**Excerpted text:**
The original expression for the Wetterich equation missed an inverse on $\left(\Gamma^{(2)}_k + R_k \right)^{-1}$ before the edit. This inverse is important in general, because even if the regulator $R_k$ only couples to $\phi \phi$ and $\psi \bar{\psi}$ terms, the inverse involves all $9$ derivatives of $\Gamma_k$, not just $\delta^2 \Gamma_k/\delta \phi \delta \phi$ and $\delta^2 \Gamma_k/\delta \psi \delta \bar{\psi}$. This means that, in order to evaluate this inverse, in principle you will need to make your ansatz for $\Gamma_k$, evaluate all $9$ second derivatives, and then set $\phi$, $\psi$, and $\bar{\psi}$ to constant values, independent of space/momenta, so that you can actually evaluate the inverse. (The cited paper does not mention this point explicitly, but since they include a local potential $U_k(\phi^2/2)$ in their ansatz, they presumably take $\phi$ to be a scalar variable, and perhaps they set the $\psi$'s to be either zero or some other constant value). In this particular example, the inverse does simplify nicely when evaluated at zero fields (as shown for a simplified example below); the issue then comes from the fact that one needs to define the running fields in terms of derivatives of $\Gamma_k$ and differentiate the flow equation before evaluating at zero fields.

**Exercise a:**
Answer these questions from the Wetterich equation text:
(i) What did the original expression for the Wetterich equation miss before the edit?
(ii) How many derivatives of $\Gamma_k$ does the inverse involve?
(iii) What local potential does the cited paper include in its ansatz?
The Wetterich equation text and the listing that follows it were taken from unrelated sources.

**Task material:**
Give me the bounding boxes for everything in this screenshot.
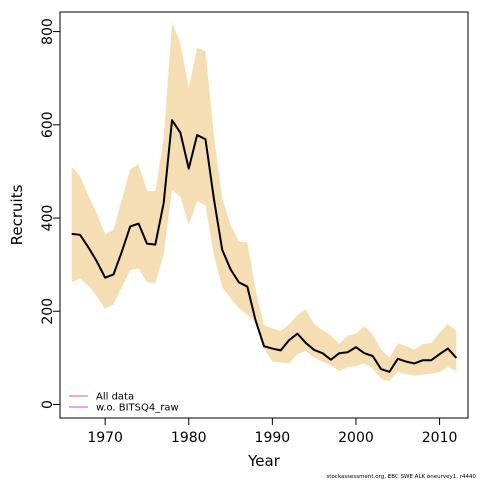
footnote-credit: stockassessment.org, EBC SWE ALK oneurve…	[326, 474, 476, 480]
y-tick-label-200: 200	[40, 298, 56, 325]
x-axis-title: Year	[247, 452, 281, 470]
y-axis-title: Recruits	[8, 184, 26, 245]
legend-label-2: w.o. BITSQ4_raw	[96, 403, 179, 414]
legend-label-1: All data	[96, 392, 134, 403]
x-tick-label-1970: 1970	[87, 430, 123, 446]
confidence-band	[71, 22, 457, 382]
y-axis: 0 200 400 600 800	[40, 18, 61, 409]
x-tick-label-2010: 2010	[422, 430, 458, 446]
y-tick-label-400: 400	[40, 205, 56, 232]
confidence-band-layer	[71, 22, 457, 382]
series-line-estimate	[71, 119, 458, 373]
x-tick-label-1980: 1980	[171, 430, 207, 446]
y-tick-label-800: 800	[40, 18, 56, 45]
y-tick-label-0: 0	[40, 400, 56, 409]
x-tick-label-1990: 1990	[255, 430, 291, 446]
x-tick-label-2000: 2000	[338, 430, 374, 446]
x-axis: 1970 1980 1990 2000 2010	[87, 417, 458, 446]
y-tick-label-600: 600	[40, 111, 56, 138]
series-line-layer	[71, 119, 458, 373]
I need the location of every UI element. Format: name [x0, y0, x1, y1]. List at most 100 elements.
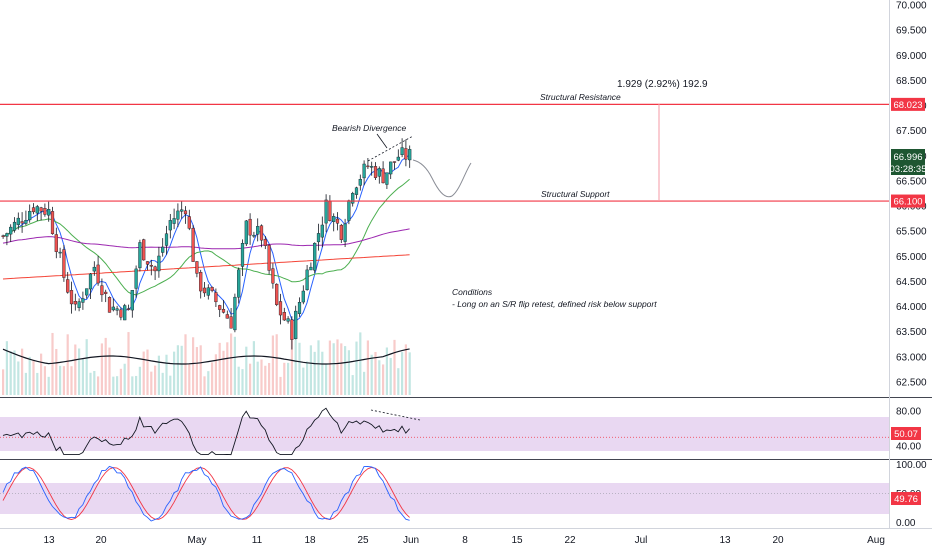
volume-bar: [32, 359, 35, 395]
volume-bar: [222, 350, 225, 395]
candle-body: [202, 287, 207, 294]
candle-body: [62, 249, 66, 278]
candle-body: [214, 292, 218, 303]
stoch-band: [0, 483, 889, 514]
volume-bar: [393, 339, 396, 395]
candle-body: [400, 147, 404, 156]
candle-body: [240, 243, 245, 267]
rsi-value-badge: 50.07: [891, 427, 921, 440]
volume-bar: [157, 355, 160, 395]
candle-body: [16, 217, 20, 225]
volume-bar: [9, 351, 12, 395]
volume-bar: [283, 362, 286, 395]
volume-bar: [230, 333, 233, 395]
candle-body: [233, 296, 237, 331]
time-tick-label: 13: [719, 535, 731, 546]
volume-bar: [370, 354, 373, 395]
volume-bar: [116, 376, 119, 395]
time-tick-label: Jun: [403, 535, 419, 546]
candle-body: [316, 233, 321, 243]
candle-body: [225, 314, 229, 319]
price-tick-label: 69.000: [896, 51, 927, 62]
volume-bar: [355, 341, 358, 395]
candle-body: [126, 308, 131, 310]
volume-bar: [302, 367, 305, 395]
volume-bar: [347, 350, 350, 395]
volume-bar: [404, 344, 407, 395]
candle-body: [389, 161, 393, 175]
ma-mid-line: [2, 178, 410, 296]
candle-body: [191, 227, 195, 262]
rsi-axis[interactable]: 80.00 40.00: [896, 407, 921, 453]
volume-bar: [17, 361, 20, 395]
price-axis[interactable]: 70.00069.50069.00068.50068.00067.50067.0…: [896, 1, 927, 389]
volume-bar: [389, 358, 392, 395]
volume-bar: [340, 343, 343, 395]
candle-body: [313, 242, 317, 271]
candle-body: [271, 268, 275, 284]
candle-body: [256, 226, 260, 235]
volume-bar: [165, 354, 168, 395]
candle-body: [221, 308, 226, 313]
svg-text:50.07: 50.07: [894, 429, 918, 440]
volume-bar: [252, 341, 255, 395]
volume-bar: [24, 372, 27, 395]
volume-bar: [161, 372, 164, 395]
price-tick-label: 64.500: [896, 277, 927, 288]
candle-body: [210, 287, 214, 291]
volume-bar: [332, 343, 335, 395]
volume-bar: [199, 345, 202, 395]
volume-bar: [192, 337, 195, 395]
time-tick-label: May: [188, 535, 207, 546]
price-tick-label: 64.000: [896, 302, 927, 313]
volume-bar: [336, 339, 339, 395]
price-tick-label: 63.500: [896, 327, 927, 338]
volume-bar: [51, 332, 54, 395]
time-axis[interactable]: 13 20 May 11 18 25 Jun 8 15 22 Jul 13 20 Aug: [43, 535, 884, 546]
candle-body: [362, 163, 366, 179]
candle-body: [161, 246, 165, 253]
volume-bar: [93, 370, 96, 395]
volume-bar: [363, 371, 366, 395]
volume-bar: [180, 345, 183, 395]
candle-body: [237, 269, 241, 298]
candle-body: [301, 290, 305, 303]
time-tick-label: 8: [462, 535, 468, 546]
candle-body: [335, 218, 340, 224]
volume-bar: [36, 372, 39, 395]
volume-bar: [397, 368, 400, 395]
candle-body: [354, 187, 359, 195]
candle-body: [358, 179, 362, 186]
candle-body: [9, 226, 13, 235]
volume-bar: [13, 350, 16, 395]
candle-body: [92, 266, 96, 272]
candle-body: [115, 308, 119, 311]
candle-body: [282, 312, 286, 321]
volume-bar: [74, 344, 77, 395]
volume-bar: [298, 342, 301, 395]
candle-body: [252, 234, 256, 237]
conditions-title: Conditions: [452, 287, 493, 297]
volume-bar: [66, 334, 69, 395]
svg-text:66.996: 66.996: [893, 152, 922, 163]
candle-body: [54, 234, 58, 252]
volume-bar: [264, 365, 267, 395]
volume-bar: [374, 352, 377, 395]
candle-body: [404, 148, 408, 160]
candles: [1, 138, 412, 350]
time-tick-label: Jul: [635, 535, 648, 546]
volume-bar: [279, 376, 282, 395]
ma-long-line: [2, 254, 410, 280]
volume-bar: [226, 342, 229, 395]
candle-body: [180, 209, 184, 212]
volume-bar: [344, 346, 347, 395]
candle-body: [119, 309, 123, 318]
main-pane[interactable]: [0, 0, 889, 397]
candle-body: [1, 235, 5, 237]
time-tick-label: 15: [511, 535, 523, 546]
candle-body: [69, 290, 74, 305]
volume-bar: [218, 342, 221, 395]
volume-bar: [184, 334, 187, 395]
volume-bar: [97, 376, 100, 395]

**Exercise b:**
Turn only the part of the listing that opens with the line containing "volume-bar: [32, 359, 35, 395]" and closes with the line containing "candle-body: [210, 287, 214, 291]", both included, into a JSON list of strings with one string per line, leaving out blank lines.

**Output a:**
(i) An inverse on $\left(\Gamma^{(2)}_k + R_k \right)^{-1}$
(ii) All $9$
(iii) $U_k(\phi^2/2)$

**Output b:**
[
  "volume-bar: [32, 359, 35, 395]",
  "volume-bar: [222, 350, 225, 395]",
  "candle-body: [202, 287, 207, 294]",
  "candle-body: [62, 249, 66, 278]",
  "candle-body: [214, 292, 218, 303]",
  "stoch-band: [0, 483, 889, 514]",
  "volume-bar: [393, 339, 396, 395]",
  "candle-body: [400, 147, 404, 156]",
  "candle-body: [240, 243, 245, 267]",
  "rsi-value-badge: 50.07: [891, 427, 921, 440]",
  "volume-bar: [157, 355, 160, 395]",
  "candle-body: [16, 217, 20, 225]",
  "volume-bar: [9, 351, 12, 395]",
  "volume-bar: [283, 362, 286, 395]",
  "volume-bar: [230, 333, 233, 395]",
  "candle-body: [233, 296, 237, 331]",
  "time-tick-label: 13: [719, 535, 731, 546]",
  "volume-bar: [370, 354, 373, 395]",
  "volume-bar: [116, 376, 119, 395]",
  "time-tick-label: Jun: [403, 535, 419, 546]",
  "candle-body: [316, 233, 321, 243]",
  "candle-body: [225, 314, 229, 319]",
  "price-tick-label: 69.000: [896, 51, 927, 62]",
  "volume-bar: [355, 341, 358, 395]",
  "candle-body: [126, 308, 131, 310]",
  "volume-bar: [302, 367, 305, 395]",
  "volume-bar: [347, 350, 350, 395]",
  "volume-bar: [404, 344, 407, 395]",
  "candle-body: [389, 161, 393, 175]",
  "ma-mid-line: [2, 178, 410, 296]",
  "candle-body: [191, 227, 195, 262]",
  "rsi-axis[interactable]: 80.00 40.00: [896, 407, 921, 453]",
  "volume-bar: [17, 361, 20, 395]",
  "price-axis[interactable]: 70.00069.50069.00068.50068.00067.50067.0…: [896, 1, 927, 389]",
  "volume-bar: [389, 358, 392, 395]",
  "volume-bar: [340, 343, 343, 395]",
  "candle-body: [313, 242, 317, 271]",
  "candle-body: [271, 268, 275, 284]",
  "candle-body: [256, 226, 260, 235]",
  "volume-bar: [165, 354, 168, 395]",
  "candle-body: [221, 308, 226, 313]",
  "svg-text:50.07: 50.07: [894, 429, 918, 440]",
  "volume-bar: [252, 341, 255, 395]",
  "volume-bar: [24, 372, 27, 395]",
  "volume-bar: [161, 372, 164, 395]",
  "price-tick-label: 64.500: [896, 277, 927, 288]",
  "candle-body: [210, 287, 214, 291]"
]